[START]

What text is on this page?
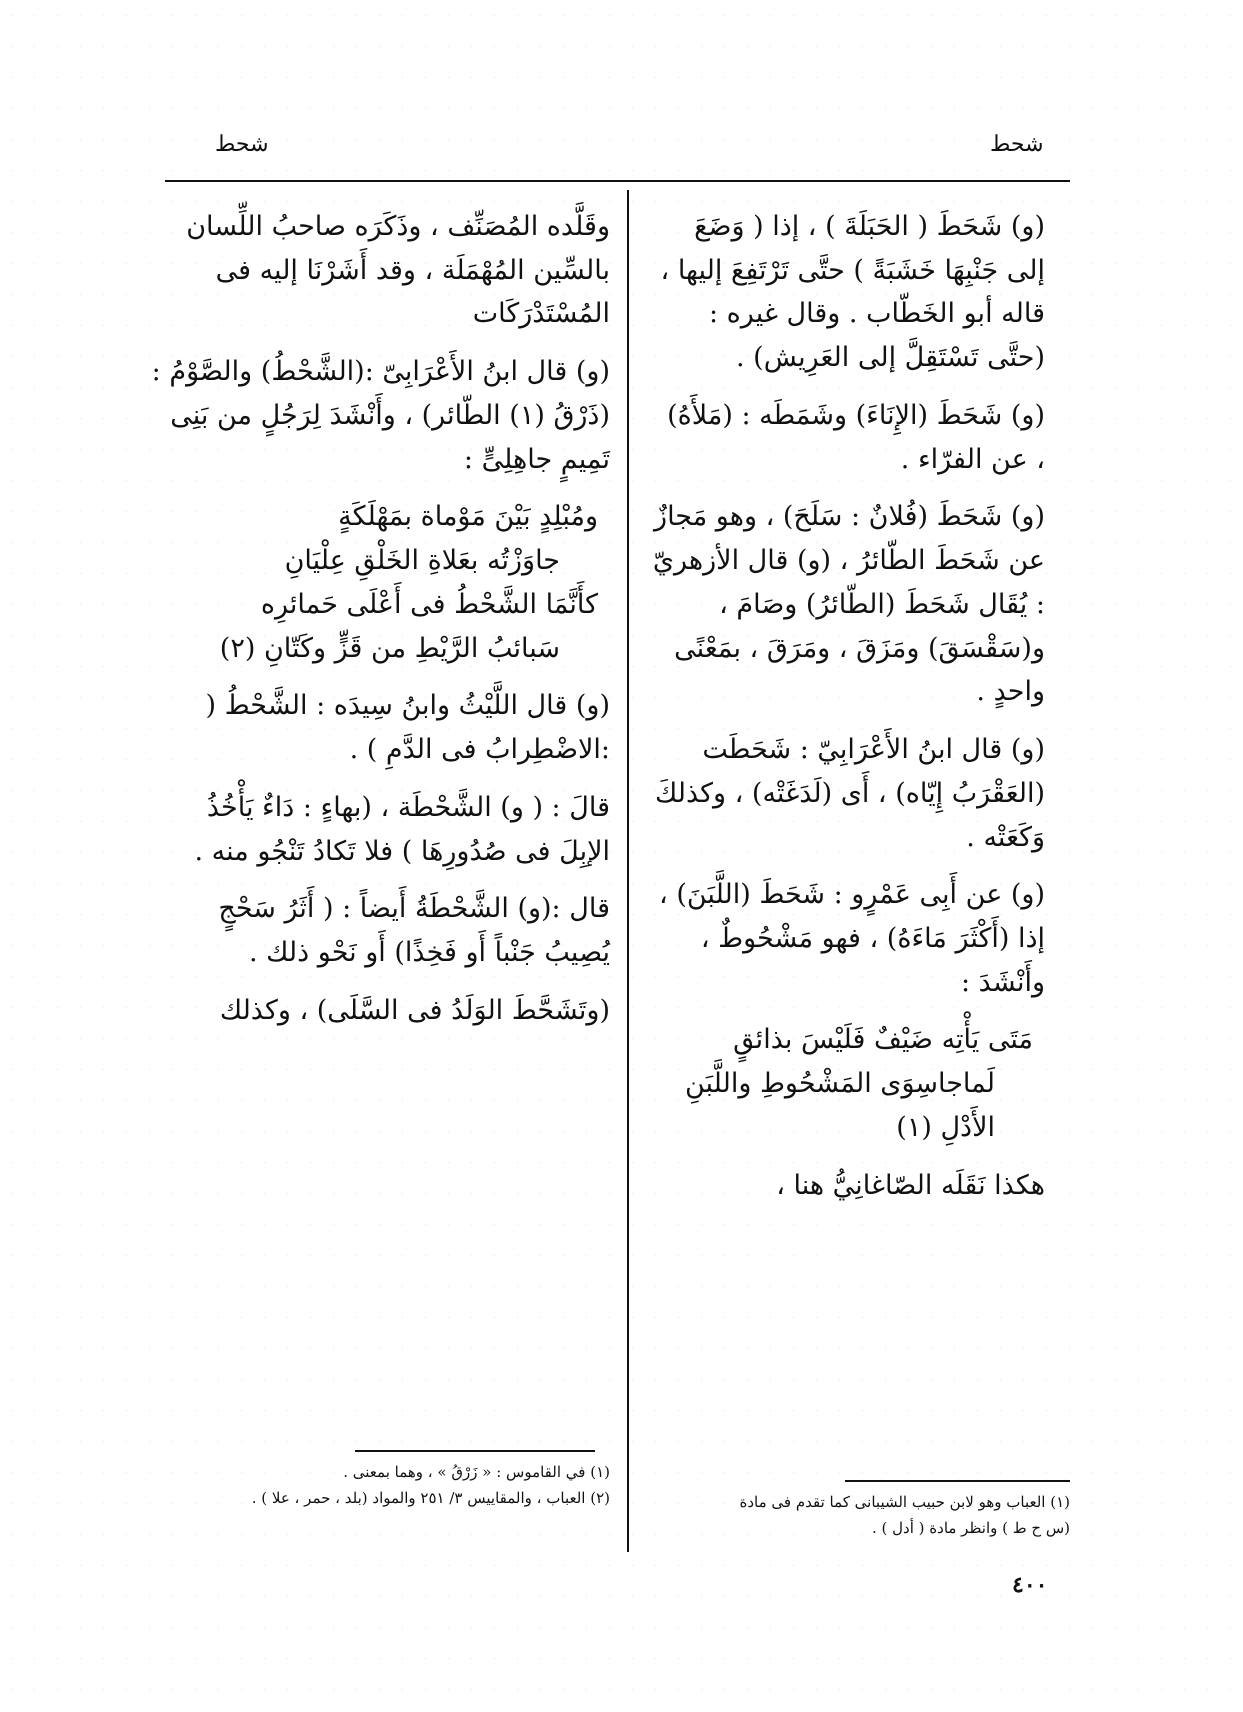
شحط
شحط

(و) شَحَطَ ( الحَبَلَةَ ) ، إذا ( وَضَعَ إلى جَنْبِهَا خَشَبَةً ) حتَّى تَرْتَفِعَ إليها ، قاله أبو الخَطّاب . وقال غيره : (حتَّى تَسْتَقِلَّ إلى العَرِيش) .

(و) شَحَطَ (الإِنَاءَ) وشَمَطَه : (مَلأَهُ) ، عن الفرّاء .

(و) شَحَطَ (فُلانٌ : سَلَحَ) ، وهو مَجازٌ عن شَحَطَ الطّائرُ ، (و) قال الأزهريّ : يُقَال شَحَطَ (الطّائرُ) وصَامَ ، و(سَقْسَقَ) ومَزَقَ ، ومَرَقَ ، بمَعْنًى واحدٍ .

(و) قال ابنُ الأَعْرَابِيّ : شَحَطَت (العَقْرَبُ إِيّاه) ، أَى (لَدَغَتْه) ، وكذلكَ وَكَعَتْه .

(و) عن أَبِى عَمْرٍو : شَحَطَ (اللَّبَنَ) ، إذا (أَكْثَرَ مَاءَهُ) ، فهو مَشْحُوطٌ ، وأَنْشَدَ :

مَتَى يَأْتِه ضَيْفٌ فَلَيْسَ بذائقٍ
لَماجاسِوَى المَشْحُوطِ واللَّبَنِ الأَدْلِ (١)

هكذا نَقَلَه الصّاغانِيُّ هنا ،

وقَلَّده المُصَنِّف ، وذَكَرَه صاحبُ اللِّسان بالسِّين المُهْمَلَة ، وقد أَشَرْنَا إليه فى المُسْتَدْرَكَات

(و) قال ابنُ الأَعْرَابِىّ :(الشَّحْطُ) والصَّوْمُ : (ذَرْقُ (١) الطّائر) ، وأَنْشَدَ لِرَجُلٍ من بَنِى تَمِيمٍ جاهِلِىٍّ :

ومُبْلِدٍ بَيْنَ مَوْماة بمَهْلَكَةٍ
جاوَزْتُه بعَلاةِ الخَلْقِ عِلْيَانِ
كأَنَّمَا الشَّحْطُ فى أَعْلَى حَمائرِه
سَبائبُ الرَّيْطِ من قَزٍّ وكَتّانِ (٢)

(و) قال اللَّيْثُ وابنُ سِيدَه : الشَّحْطُ ( :الاضْطِرابُ فى الدَّمِ ) .

قالَ : ( و) الشَّحْطَة ، (بهاءٍ : دَاءٌ يَأْخُذُ الإبِلَ فى صُدُورِهَا ) فلا تَكادُ تَنْجُو منه .

قال :(و) الشَّحْطَةُ أَيضاً : ( أَثَرُ سَحْجٍ يُصِيبُ جَنْباً أَو فَخِذًا) أَو نَحْو ذلك .

(وتَشَحَّطَ الوَلَدُ فى السَّلَى) ، وكذلك

(١) في القاموس : « زَرْقُ » ، وهما بمعنى .

(٢) العباب ، والمقاييس ٣/ ٢٥١ والمواد (بلد ، حمر ، علا ) .	(١) العباب وهو لابن حبيب الشيبانى كما تقدم فى مادة

(س ح ط ) وانظر مادة ( أدل ) .

٤٠٠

[END]

Goal:
Without including any picture, retype the entries exactly.

Completed exercise:
What text is on this page?
شحط
شحط

(و) شَحَطَ ( الحَبَلَةَ ) ، إذا ( وَضَعَ إلى جَنْبِهَا خَشَبَةً ) حتَّى تَرْتَفِعَ إليها ، قاله أبو الخَطّاب . وقال غيره : (حتَّى تَسْتَقِلَّ إلى العَرِيش) .

(و) شَحَطَ (الإِنَاءَ) وشَمَطَه : (مَلأَهُ) ، عن الفرّاء .

(و) شَحَطَ (فُلانٌ : سَلَحَ) ، وهو مَجازٌ عن شَحَطَ الطّائرُ ، (و) قال الأزهريّ : يُقَال شَحَطَ (الطّائرُ) وصَامَ ، و(سَقْسَقَ) ومَزَقَ ، ومَرَقَ ، بمَعْنًى واحدٍ .

(و) قال ابنُ الأَعْرَابِيّ : شَحَطَت (العَقْرَبُ إِيّاه) ، أَى (لَدَغَتْه) ، وكذلكَ وَكَعَتْه .

(و) عن أَبِى عَمْرٍو : شَحَطَ (اللَّبَنَ) ، إذا (أَكْثَرَ مَاءَهُ) ، فهو مَشْحُوطٌ ، وأَنْشَدَ :

مَتَى يَأْتِه ضَيْفٌ فَلَيْسَ بذائقٍ
لَماجاسِوَى المَشْحُوطِ واللَّبَنِ الأَدْلِ (١)

هكذا نَقَلَه الصّاغانِيُّ هنا ،

وقَلَّده المُصَنِّف ، وذَكَرَه صاحبُ اللِّسان بالسِّين المُهْمَلَة ، وقد أَشَرْنَا إليه فى المُسْتَدْرَكَات

(و) قال ابنُ الأَعْرَابِىّ :(الشَّحْطُ) والصَّوْمُ : (ذَرْقُ (١) الطّائر) ، وأَنْشَدَ لِرَجُلٍ من بَنِى تَمِيمٍ جاهِلِىٍّ :

ومُبْلِدٍ بَيْنَ مَوْماة بمَهْلَكَةٍ
جاوَزْتُه بعَلاةِ الخَلْقِ عِلْيَانِ
كأَنَّمَا الشَّحْطُ فى أَعْلَى حَمائرِه
سَبائبُ الرَّيْطِ من قَزٍّ وكَتّانِ (٢)

(و) قال اللَّيْثُ وابنُ سِيدَه : الشَّحْطُ ( :الاضْطِرابُ فى الدَّمِ ) .

قالَ : ( و) الشَّحْطَة ، (بهاءٍ : دَاءٌ يَأْخُذُ الإبِلَ فى صُدُورِهَا ) فلا تَكادُ تَنْجُو منه .

قال :(و) الشَّحْطَةُ أَيضاً : ( أَثَرُ سَحْجٍ يُصِيبُ جَنْباً أَو فَخِذًا) أَو نَحْو ذلك .

(وتَشَحَّطَ الوَلَدُ فى السَّلَى) ، وكذلك

(١) في القاموس : « زَرْقُ » ، وهما بمعنى .

(٢) العباب ، والمقاييس ٣/ ٢٥١ والمواد (بلد ، حمر ، علا ) .	(١) العباب وهو لابن حبيب الشيبانى كما تقدم فى مادة

(س ح ط ) وانظر مادة ( أدل ) .

٤٠٠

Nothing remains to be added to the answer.